= TO DO =
Give back the full listing, character for character, with no pictures.

= Entries from a visual dataset =
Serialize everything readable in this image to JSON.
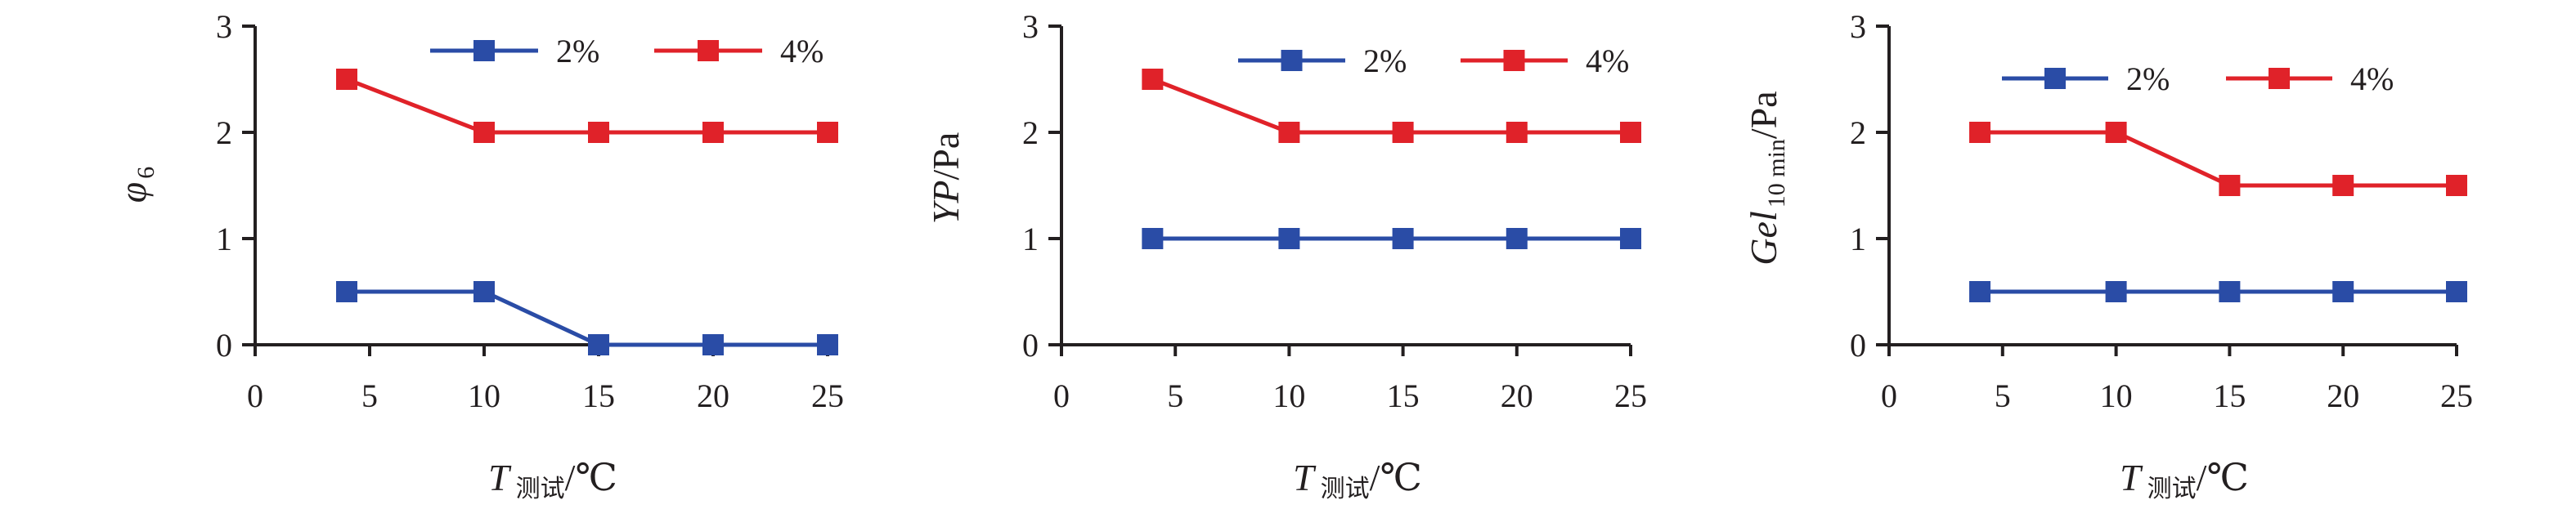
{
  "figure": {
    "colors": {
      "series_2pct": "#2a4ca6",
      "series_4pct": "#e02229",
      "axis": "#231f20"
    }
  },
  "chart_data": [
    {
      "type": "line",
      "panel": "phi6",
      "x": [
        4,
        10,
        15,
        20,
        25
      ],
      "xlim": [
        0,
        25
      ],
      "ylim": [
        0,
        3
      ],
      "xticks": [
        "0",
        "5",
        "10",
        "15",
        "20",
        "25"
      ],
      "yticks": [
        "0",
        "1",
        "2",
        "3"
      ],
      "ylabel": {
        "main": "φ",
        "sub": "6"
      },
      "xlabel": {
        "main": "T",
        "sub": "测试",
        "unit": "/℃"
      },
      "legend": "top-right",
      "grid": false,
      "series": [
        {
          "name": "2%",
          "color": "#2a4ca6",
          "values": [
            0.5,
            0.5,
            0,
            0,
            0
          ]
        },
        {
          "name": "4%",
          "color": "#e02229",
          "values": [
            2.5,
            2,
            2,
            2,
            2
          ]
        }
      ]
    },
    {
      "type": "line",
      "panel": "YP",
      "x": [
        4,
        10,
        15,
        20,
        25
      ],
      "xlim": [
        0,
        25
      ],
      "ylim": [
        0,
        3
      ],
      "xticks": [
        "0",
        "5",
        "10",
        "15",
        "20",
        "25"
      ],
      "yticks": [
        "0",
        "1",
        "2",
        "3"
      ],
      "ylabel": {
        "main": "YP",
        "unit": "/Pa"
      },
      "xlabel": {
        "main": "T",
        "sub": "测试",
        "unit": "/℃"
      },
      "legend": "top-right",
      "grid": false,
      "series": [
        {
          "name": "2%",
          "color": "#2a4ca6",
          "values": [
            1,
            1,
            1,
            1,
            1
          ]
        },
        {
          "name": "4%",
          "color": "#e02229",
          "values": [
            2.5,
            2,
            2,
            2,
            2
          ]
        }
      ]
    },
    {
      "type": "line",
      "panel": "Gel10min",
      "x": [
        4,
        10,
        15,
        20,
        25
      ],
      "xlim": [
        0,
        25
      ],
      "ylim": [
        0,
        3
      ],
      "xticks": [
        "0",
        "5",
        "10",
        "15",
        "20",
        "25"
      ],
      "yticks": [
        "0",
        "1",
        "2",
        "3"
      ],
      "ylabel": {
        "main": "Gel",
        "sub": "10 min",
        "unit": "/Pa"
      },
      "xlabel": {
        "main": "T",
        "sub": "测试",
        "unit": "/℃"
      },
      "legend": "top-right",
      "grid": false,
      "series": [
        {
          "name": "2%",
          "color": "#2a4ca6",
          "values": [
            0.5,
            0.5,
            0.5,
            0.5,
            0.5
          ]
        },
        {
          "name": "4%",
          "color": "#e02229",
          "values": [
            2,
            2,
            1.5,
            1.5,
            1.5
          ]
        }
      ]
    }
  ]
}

= OUTPUT FOR THIS TASK =
Serialize everything readable in this image to JSON.
{
  "figure": {
    "colors": {
      "series_2pct": "#2a4ca6",
      "series_4pct": "#e02229",
      "axis": "#231f20"
    }
  },
  "chart_data": [
    {
      "type": "line",
      "panel": "phi6",
      "x": [
        4,
        10,
        15,
        20,
        25
      ],
      "xlim": [
        0,
        25
      ],
      "ylim": [
        0,
        3
      ],
      "xticks": [
        "0",
        "5",
        "10",
        "15",
        "20",
        "25"
      ],
      "yticks": [
        "0",
        "1",
        "2",
        "3"
      ],
      "ylabel": {
        "main": "φ",
        "sub": "6"
      },
      "xlabel": {
        "main": "T",
        "sub": "测试",
        "unit": "/℃"
      },
      "legend": "top-right",
      "grid": false,
      "series": [
        {
          "name": "2%",
          "color": "#2a4ca6",
          "values": [
            0.5,
            0.5,
            0,
            0,
            0
          ]
        },
        {
          "name": "4%",
          "color": "#e02229",
          "values": [
            2.5,
            2,
            2,
            2,
            2
          ]
        }
      ]
    },
    {
      "type": "line",
      "panel": "YP",
      "x": [
        4,
        10,
        15,
        20,
        25
      ],
      "xlim": [
        0,
        25
      ],
      "ylim": [
        0,
        3
      ],
      "xticks": [
        "0",
        "5",
        "10",
        "15",
        "20",
        "25"
      ],
      "yticks": [
        "0",
        "1",
        "2",
        "3"
      ],
      "ylabel": {
        "main": "YP",
        "unit": "/Pa"
      },
      "xlabel": {
        "main": "T",
        "sub": "测试",
        "unit": "/℃"
      },
      "legend": "top-right",
      "grid": false,
      "series": [
        {
          "name": "2%",
          "color": "#2a4ca6",
          "values": [
            1,
            1,
            1,
            1,
            1
          ]
        },
        {
          "name": "4%",
          "color": "#e02229",
          "values": [
            2.5,
            2,
            2,
            2,
            2
          ]
        }
      ]
    },
    {
      "type": "line",
      "panel": "Gel10min",
      "x": [
        4,
        10,
        15,
        20,
        25
      ],
      "xlim": [
        0,
        25
      ],
      "ylim": [
        0,
        3
      ],
      "xticks": [
        "0",
        "5",
        "10",
        "15",
        "20",
        "25"
      ],
      "yticks": [
        "0",
        "1",
        "2",
        "3"
      ],
      "ylabel": {
        "main": "Gel",
        "sub": "10 min",
        "unit": "/Pa"
      },
      "xlabel": {
        "main": "T",
        "sub": "测试",
        "unit": "/℃"
      },
      "legend": "top-right",
      "grid": false,
      "series": [
        {
          "name": "2%",
          "color": "#2a4ca6",
          "values": [
            0.5,
            0.5,
            0.5,
            0.5,
            0.5
          ]
        },
        {
          "name": "4%",
          "color": "#e02229",
          "values": [
            2,
            2,
            1.5,
            1.5,
            1.5
          ]
        }
      ]
    }
  ]
}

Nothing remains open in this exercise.